====== BRANO ======
La task force di ‘assaggiatori’ si riunirà lunedì 26 Marzo, dalle 10 del mattino a pomeriggio inoltrato, nella sala conferenze ‘Nino Pisoni’ della Coldiretti di Milano e Lodi, in
via Ripamonti 37 a Milano, per eseguire una serie di test su salumi, formaggi, riso, biscotti, marmellate, olio, verdure sottolio, vini e birre. L’iniziativa è realizzata da Promos,
azienda speciale della Camera di commercio di Milano, con il supporto della Coldiretti di Milano e Lodi e il coinvolgimento di 30 realtà enogastronomiche lombarde. Ogni prodotto
verrà assaggiato e valutato, con una scheda sulle proprietà organolettiche, sull’azienda, sul confenzionamento, sulle quantità disponibili e sulla storia, facendo anche
valutazioni sulla possibile accoglienza da parte dei consumatori giapponesi. Quelli che vanno a fare acquisti nei centri Daimaru sono infatti 8 milioni all’anno (di cui un milione e mezzo
spendono nell’arco dei dodici mesi almeno 30 mila euro, mentre altri 700 mila clienti raggiungono i 100 mila euro). La Daimaru conta su una rete di 13 punti vendita, con 3.800 addetti e una
storia lunga quasi tre secoli, visto che è stata fondata nel 1717 a Kyoto. I prodotti che saranno selezionati dai tre “samurai del gusto”, verranno poi presentati al pubblico nipponico
dal 2 al 18 ottobre prossimo nei punti vendita della Daimaru in Giappone durante un’iniziativa di promozione del Made in Italy. Se ci sarà un forte riscontro da parte dei consumatori, la
società siglerà un contratto di distribuzione esclusiva sul territorio nipponico. Gli alimentari sono la seconda voce (con il 10,6 per cento) dell’export di Milano (che supera i
38 miliardi di euro). Fra il 2004 e il 2005 inoltre, le esportazioni della provincia di Milano verso il Giappone sono cresciute del 12,8 per cento superando gli 868 milioni di euro di valore.
====== DATI DISPONIBILI ======
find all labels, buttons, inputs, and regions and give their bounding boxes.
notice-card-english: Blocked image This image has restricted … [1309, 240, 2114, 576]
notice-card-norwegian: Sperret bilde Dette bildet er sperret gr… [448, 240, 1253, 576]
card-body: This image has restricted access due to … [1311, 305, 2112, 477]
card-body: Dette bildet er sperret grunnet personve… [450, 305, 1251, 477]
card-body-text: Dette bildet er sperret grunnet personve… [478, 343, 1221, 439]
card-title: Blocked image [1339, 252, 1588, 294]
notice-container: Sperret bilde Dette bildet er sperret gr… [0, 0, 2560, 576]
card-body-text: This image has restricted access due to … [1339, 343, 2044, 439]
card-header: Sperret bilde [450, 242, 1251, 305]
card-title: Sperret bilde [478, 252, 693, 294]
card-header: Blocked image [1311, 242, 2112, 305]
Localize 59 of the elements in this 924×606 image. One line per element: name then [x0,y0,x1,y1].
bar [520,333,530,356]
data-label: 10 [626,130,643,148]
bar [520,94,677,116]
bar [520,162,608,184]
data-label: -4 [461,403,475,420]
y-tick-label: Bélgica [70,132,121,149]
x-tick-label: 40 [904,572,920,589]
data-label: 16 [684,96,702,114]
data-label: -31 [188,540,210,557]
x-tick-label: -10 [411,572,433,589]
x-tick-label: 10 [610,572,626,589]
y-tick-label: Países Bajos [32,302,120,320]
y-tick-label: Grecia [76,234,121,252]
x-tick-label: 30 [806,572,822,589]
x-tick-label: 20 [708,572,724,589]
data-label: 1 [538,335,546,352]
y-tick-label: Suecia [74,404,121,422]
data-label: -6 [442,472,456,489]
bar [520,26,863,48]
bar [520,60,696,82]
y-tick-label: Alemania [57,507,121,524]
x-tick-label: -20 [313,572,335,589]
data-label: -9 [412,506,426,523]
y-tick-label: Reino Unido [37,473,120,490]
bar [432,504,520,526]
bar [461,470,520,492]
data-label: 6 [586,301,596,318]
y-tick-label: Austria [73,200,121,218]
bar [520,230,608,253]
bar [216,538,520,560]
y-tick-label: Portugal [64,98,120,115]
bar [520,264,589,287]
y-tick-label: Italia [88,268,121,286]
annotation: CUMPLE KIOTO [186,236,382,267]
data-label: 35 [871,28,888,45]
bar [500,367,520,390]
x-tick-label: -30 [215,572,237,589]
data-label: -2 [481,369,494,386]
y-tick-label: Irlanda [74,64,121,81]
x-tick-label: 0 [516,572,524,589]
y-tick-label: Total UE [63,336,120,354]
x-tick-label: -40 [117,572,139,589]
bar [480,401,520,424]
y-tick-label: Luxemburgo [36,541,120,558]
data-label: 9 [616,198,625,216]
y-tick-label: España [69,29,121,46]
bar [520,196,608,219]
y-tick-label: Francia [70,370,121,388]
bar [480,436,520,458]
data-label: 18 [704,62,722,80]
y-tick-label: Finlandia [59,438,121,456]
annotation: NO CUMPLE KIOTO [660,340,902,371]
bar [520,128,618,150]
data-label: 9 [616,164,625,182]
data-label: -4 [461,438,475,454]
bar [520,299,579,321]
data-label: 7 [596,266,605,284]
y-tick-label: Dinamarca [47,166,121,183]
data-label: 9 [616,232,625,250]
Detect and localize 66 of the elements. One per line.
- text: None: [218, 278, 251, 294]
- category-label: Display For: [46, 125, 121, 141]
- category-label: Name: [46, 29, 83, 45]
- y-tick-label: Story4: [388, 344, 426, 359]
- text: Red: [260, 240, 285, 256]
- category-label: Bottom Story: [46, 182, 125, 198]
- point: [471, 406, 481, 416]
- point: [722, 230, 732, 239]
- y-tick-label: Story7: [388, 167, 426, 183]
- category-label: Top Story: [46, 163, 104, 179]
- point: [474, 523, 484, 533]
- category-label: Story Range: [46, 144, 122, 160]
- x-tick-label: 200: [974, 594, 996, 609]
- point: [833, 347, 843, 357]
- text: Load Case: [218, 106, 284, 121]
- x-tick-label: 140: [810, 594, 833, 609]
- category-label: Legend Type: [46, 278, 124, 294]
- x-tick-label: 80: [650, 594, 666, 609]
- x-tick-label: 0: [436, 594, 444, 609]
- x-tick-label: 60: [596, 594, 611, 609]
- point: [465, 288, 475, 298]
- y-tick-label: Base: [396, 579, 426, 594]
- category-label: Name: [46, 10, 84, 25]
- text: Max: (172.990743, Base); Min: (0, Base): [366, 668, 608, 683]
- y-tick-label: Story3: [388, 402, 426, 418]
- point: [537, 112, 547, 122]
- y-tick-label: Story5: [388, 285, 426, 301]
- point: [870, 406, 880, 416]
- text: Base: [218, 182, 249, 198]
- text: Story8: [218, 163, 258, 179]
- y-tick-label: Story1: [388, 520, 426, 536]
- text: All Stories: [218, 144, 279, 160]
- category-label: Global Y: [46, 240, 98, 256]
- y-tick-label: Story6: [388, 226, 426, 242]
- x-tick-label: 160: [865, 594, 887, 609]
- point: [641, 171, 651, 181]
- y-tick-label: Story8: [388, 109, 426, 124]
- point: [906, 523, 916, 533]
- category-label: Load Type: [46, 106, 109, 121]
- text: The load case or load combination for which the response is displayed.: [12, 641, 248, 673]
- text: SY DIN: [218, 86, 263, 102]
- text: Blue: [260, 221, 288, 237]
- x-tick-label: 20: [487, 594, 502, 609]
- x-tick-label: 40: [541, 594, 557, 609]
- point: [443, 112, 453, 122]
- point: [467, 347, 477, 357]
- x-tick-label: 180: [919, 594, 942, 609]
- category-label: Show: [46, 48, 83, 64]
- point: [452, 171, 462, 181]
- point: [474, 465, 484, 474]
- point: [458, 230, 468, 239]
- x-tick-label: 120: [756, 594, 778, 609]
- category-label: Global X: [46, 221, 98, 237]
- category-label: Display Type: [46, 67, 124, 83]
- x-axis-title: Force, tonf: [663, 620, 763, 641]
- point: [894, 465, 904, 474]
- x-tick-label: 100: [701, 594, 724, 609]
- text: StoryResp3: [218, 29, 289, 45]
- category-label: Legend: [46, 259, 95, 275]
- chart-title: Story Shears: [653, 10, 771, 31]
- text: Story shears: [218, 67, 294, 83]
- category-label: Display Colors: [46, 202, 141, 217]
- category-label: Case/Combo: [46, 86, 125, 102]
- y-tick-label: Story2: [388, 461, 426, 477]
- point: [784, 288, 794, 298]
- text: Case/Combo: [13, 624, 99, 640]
======
ESERCIZIO:
Prosegui il brano sui prodotti lombardi da selezionare per la Daimaru, riprendendo dopo la sua ultima frase. Le righe non hanno alcun legame con il brano.

SOLUZIONE:
“Quello del Sol Levante – spiega Roberto Maddè, direttore della Coldiretti di Milano e Lodi – è un mercato molto interessante, anche se da valutare con attenzione in riferimento
alle effettive possibilità di sviluppo che ci sono per gli alimenti Made in Italy. Ma l’interesse dimostrato da una compagnia come la Daimaru è la dimostrazione di come i prodotti
italiani abbiano un ottimo livello di qualità grazie al continuo impegno delle nostre aziende agricole sul fronte dell’innovazione, della tracciabilità, della sicurezza alimentare
e della cura nelle lavorazioni delle materie prime”.